> [Entries]:
....
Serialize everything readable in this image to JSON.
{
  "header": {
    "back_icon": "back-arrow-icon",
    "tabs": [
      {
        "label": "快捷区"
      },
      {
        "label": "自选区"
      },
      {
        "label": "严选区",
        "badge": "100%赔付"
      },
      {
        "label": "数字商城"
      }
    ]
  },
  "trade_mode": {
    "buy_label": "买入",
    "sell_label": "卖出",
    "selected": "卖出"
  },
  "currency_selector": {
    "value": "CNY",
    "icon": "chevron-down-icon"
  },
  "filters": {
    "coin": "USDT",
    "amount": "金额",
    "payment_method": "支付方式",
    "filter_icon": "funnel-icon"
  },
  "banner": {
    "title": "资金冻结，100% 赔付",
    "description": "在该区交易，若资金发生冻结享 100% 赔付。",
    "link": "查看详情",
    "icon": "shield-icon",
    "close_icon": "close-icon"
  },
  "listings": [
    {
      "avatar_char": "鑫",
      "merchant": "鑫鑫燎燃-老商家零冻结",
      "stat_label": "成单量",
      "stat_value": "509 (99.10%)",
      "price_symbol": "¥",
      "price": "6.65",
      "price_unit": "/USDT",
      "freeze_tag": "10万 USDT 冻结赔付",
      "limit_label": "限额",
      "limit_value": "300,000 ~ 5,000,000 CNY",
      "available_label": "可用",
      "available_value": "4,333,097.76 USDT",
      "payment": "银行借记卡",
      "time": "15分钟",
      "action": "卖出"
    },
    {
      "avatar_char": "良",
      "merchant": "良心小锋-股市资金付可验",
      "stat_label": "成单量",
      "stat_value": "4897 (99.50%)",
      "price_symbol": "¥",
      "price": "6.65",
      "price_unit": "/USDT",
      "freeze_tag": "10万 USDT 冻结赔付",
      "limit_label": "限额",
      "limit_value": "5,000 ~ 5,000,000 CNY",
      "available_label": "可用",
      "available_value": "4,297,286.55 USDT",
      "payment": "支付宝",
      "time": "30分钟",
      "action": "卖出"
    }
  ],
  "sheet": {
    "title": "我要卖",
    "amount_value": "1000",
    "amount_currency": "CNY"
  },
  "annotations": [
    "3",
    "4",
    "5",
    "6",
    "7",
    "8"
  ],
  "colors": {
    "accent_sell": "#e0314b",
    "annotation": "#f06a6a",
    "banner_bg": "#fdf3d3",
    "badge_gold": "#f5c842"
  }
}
....
> [Given request]: Find the word "merchant" in the records and pull out each line that has it.

> [Output]:
      "merchant": "鑫鑫燎燃-老商家零冻结",
      "merchant": "良心小锋-股市资金付可验",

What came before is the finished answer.